• [Task prompt]
Gather all lines containing the string "Chmielna" and copy them out.

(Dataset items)
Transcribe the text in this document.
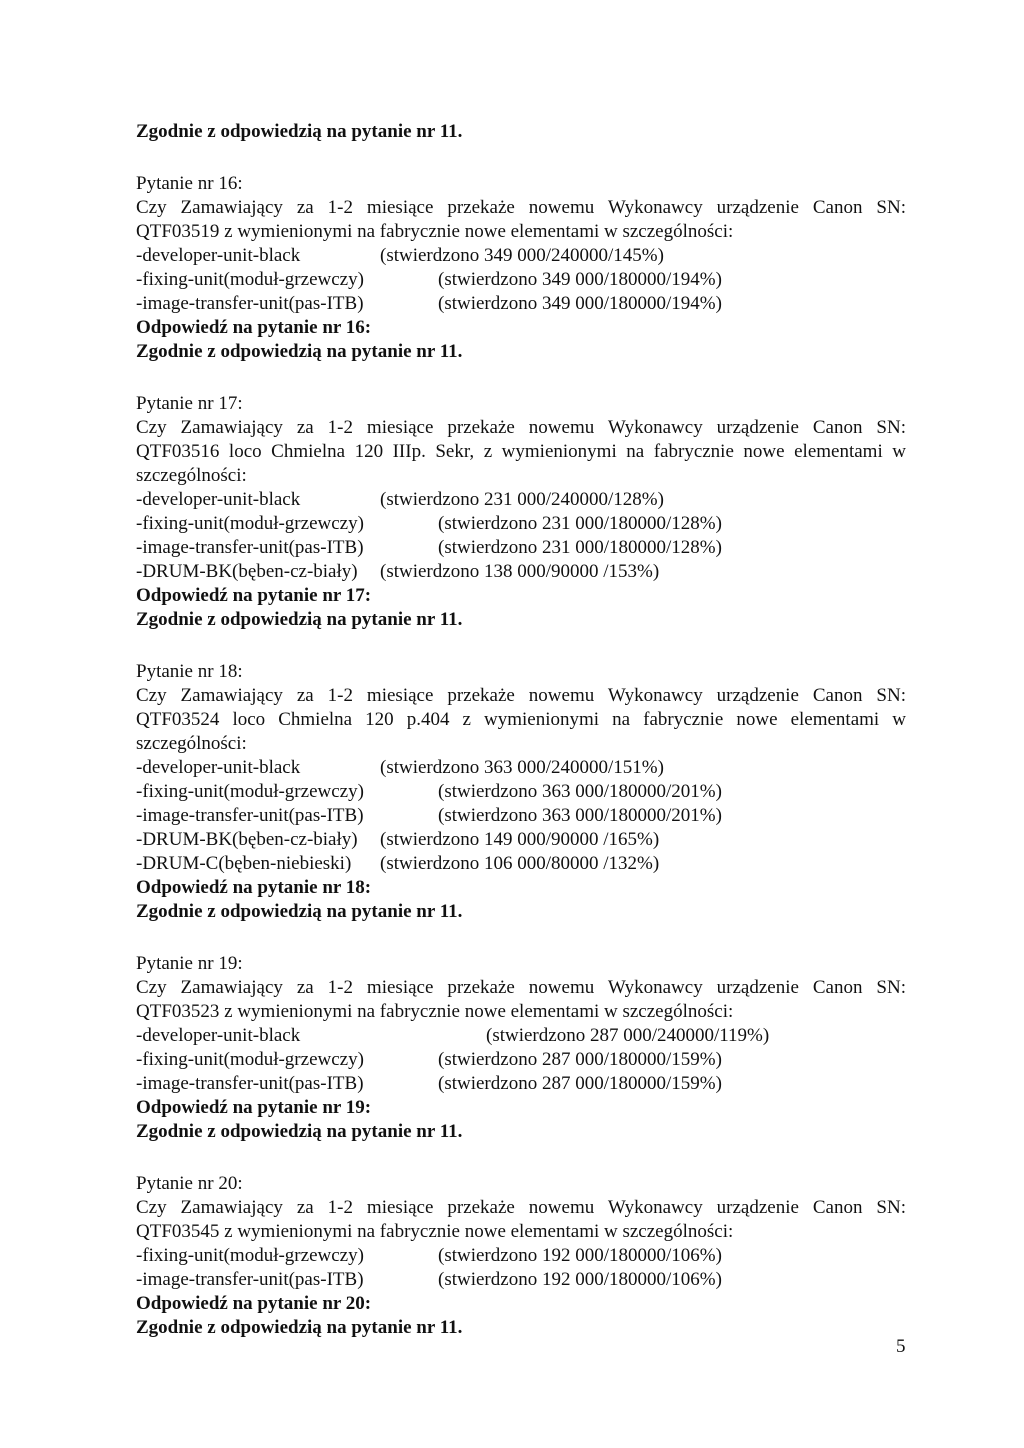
Zgodnie z odpowiedzią na pytanie nr 11.
Pytanie nr 16:
Czy Zamawiający za 1-2 miesiące przekaże nowemu Wykonawcy urządzenie Canon SN:
QTF03519 z wymienionymi na fabrycznie nowe elementami w szczególności:
-developer-unit-black	(stwierdzono 349 000/240000/145%)
-fixing-unit(moduł-grzewczy)	(stwierdzono 349 000/180000/194%)
-image-transfer-unit(pas-ITB)	(stwierdzono 349 000/180000/194%)
Odpowiedź na pytanie nr 16:
Zgodnie z odpowiedzią na pytanie nr 11.
Pytanie nr 17:
Czy Zamawiający za 1-2 miesiące przekaże nowemu Wykonawcy urządzenie Canon SN:
QTF03516 loco Chmielna 120 IIIp. Sekr, z wymienionymi na fabrycznie nowe elementami w
szczególności:
-developer-unit-black	(stwierdzono 231 000/240000/128%)
-fixing-unit(moduł-grzewczy)	(stwierdzono 231 000/180000/128%)
-image-transfer-unit(pas-ITB)	(stwierdzono 231 000/180000/128%)
-DRUM-BK(bęben-cz-biały)	(stwierdzono 138 000/90000 /153%)
Odpowiedź na pytanie nr 17:
Zgodnie z odpowiedzią na pytanie nr 11.
Pytanie nr 18:
Czy Zamawiający za 1-2 miesiące przekaże nowemu Wykonawcy urządzenie Canon SN:
QTF03524 loco Chmielna 120 p.404 z wymienionymi na fabrycznie nowe elementami w
szczególności:
-developer-unit-black	(stwierdzono 363 000/240000/151%)
-fixing-unit(moduł-grzewczy)	(stwierdzono 363 000/180000/201%)
-image-transfer-unit(pas-ITB)	(stwierdzono 363 000/180000/201%)
-DRUM-BK(bęben-cz-biały)	(stwierdzono 149 000/90000 /165%)
-DRUM-C(bęben-niebieski)	(stwierdzono 106 000/80000 /132%)
Odpowiedź na pytanie nr 18:
Zgodnie z odpowiedzią na pytanie nr 11.
Pytanie nr 19:
Czy Zamawiający za 1-2 miesiące przekaże nowemu Wykonawcy urządzenie Canon SN:
QTF03523 z wymienionymi na fabrycznie nowe elementami w szczególności:
-developer-unit-black	(stwierdzono 287 000/240000/119%)
-fixing-unit(moduł-grzewczy)	(stwierdzono 287 000/180000/159%)
-image-transfer-unit(pas-ITB)	(stwierdzono 287 000/180000/159%)
Odpowiedź na pytanie nr 19:
Zgodnie z odpowiedzią na pytanie nr 11.
Pytanie nr 20:
Czy Zamawiający za 1-2 miesiące przekaże nowemu Wykonawcy urządzenie Canon SN:
QTF03545 z wymienionymi na fabrycznie nowe elementami w szczególności:
-fixing-unit(moduł-grzewczy)	(stwierdzono 192 000/180000/106%)
-image-transfer-unit(pas-ITB)	(stwierdzono 192 000/180000/106%)
Odpowiedź na pytanie nr 20:
Zgodnie z odpowiedzią na pytanie nr 11.
5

• [Result of the task]
QTF03516 loco Chmielna 120 IIIp. Sekr, z wymienionymi na fabrycznie nowe elementami w
QTF03524 loco Chmielna 120 p.404 z wymienionymi na fabrycznie nowe elementami w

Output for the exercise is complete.